Set task >> Determine the number of lines holding the word "name"; answer with that number only.

[Collected data entries]
####
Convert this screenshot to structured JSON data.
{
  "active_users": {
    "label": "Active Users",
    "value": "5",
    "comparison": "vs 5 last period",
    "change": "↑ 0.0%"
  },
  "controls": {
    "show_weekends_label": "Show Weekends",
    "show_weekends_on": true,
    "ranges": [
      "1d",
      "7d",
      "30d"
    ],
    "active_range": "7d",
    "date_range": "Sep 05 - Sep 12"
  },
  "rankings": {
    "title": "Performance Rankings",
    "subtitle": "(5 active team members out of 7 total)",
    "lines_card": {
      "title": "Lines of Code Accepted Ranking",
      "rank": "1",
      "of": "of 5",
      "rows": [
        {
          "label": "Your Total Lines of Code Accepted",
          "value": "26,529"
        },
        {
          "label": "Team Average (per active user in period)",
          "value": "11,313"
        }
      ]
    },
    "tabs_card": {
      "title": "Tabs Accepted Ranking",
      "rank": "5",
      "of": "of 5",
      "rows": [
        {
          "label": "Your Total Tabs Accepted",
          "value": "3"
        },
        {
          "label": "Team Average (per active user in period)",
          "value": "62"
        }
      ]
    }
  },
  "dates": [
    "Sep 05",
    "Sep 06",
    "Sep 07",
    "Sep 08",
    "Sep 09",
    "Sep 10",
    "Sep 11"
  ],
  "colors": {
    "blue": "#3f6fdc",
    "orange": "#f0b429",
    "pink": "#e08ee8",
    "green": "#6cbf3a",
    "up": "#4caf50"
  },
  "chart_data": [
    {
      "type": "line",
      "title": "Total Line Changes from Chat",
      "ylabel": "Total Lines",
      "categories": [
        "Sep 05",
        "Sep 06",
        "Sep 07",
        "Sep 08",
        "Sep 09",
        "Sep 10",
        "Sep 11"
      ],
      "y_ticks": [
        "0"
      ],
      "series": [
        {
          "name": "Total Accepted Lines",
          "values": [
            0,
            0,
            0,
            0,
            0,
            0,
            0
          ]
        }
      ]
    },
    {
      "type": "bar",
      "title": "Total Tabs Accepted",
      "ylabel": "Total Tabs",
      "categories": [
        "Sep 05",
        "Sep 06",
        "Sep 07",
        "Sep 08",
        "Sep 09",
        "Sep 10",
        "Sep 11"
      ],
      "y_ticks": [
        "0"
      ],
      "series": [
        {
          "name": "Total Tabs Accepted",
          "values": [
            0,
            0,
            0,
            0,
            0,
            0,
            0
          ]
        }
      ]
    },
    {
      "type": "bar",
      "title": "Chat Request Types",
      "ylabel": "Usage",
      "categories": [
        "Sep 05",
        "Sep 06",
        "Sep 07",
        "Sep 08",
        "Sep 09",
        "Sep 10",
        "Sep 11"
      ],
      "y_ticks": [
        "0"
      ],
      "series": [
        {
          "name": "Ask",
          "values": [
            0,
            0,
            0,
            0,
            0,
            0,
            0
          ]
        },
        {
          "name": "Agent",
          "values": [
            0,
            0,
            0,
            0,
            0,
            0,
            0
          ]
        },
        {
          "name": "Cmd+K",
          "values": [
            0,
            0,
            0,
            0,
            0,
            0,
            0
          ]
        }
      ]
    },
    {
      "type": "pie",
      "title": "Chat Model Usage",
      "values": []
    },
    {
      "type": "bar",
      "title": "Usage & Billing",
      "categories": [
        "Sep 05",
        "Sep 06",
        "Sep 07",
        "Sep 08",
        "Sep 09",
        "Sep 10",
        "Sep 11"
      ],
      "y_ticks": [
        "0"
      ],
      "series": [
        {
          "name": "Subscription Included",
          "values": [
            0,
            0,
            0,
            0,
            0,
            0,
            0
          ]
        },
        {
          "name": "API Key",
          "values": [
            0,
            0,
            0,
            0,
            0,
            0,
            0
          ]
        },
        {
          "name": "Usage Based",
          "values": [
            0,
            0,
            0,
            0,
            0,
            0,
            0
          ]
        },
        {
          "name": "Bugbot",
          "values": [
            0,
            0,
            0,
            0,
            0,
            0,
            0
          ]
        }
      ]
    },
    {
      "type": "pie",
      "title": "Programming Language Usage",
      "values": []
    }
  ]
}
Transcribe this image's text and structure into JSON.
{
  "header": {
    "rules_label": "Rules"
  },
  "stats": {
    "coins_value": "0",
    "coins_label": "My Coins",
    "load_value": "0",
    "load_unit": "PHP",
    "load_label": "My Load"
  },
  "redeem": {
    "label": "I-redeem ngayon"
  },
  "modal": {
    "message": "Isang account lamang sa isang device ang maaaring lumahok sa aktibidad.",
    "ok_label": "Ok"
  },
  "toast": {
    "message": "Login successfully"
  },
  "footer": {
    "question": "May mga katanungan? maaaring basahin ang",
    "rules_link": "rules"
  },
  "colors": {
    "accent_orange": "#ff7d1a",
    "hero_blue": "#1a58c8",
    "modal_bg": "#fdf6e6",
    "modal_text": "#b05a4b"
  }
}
####
Result for this task >> 9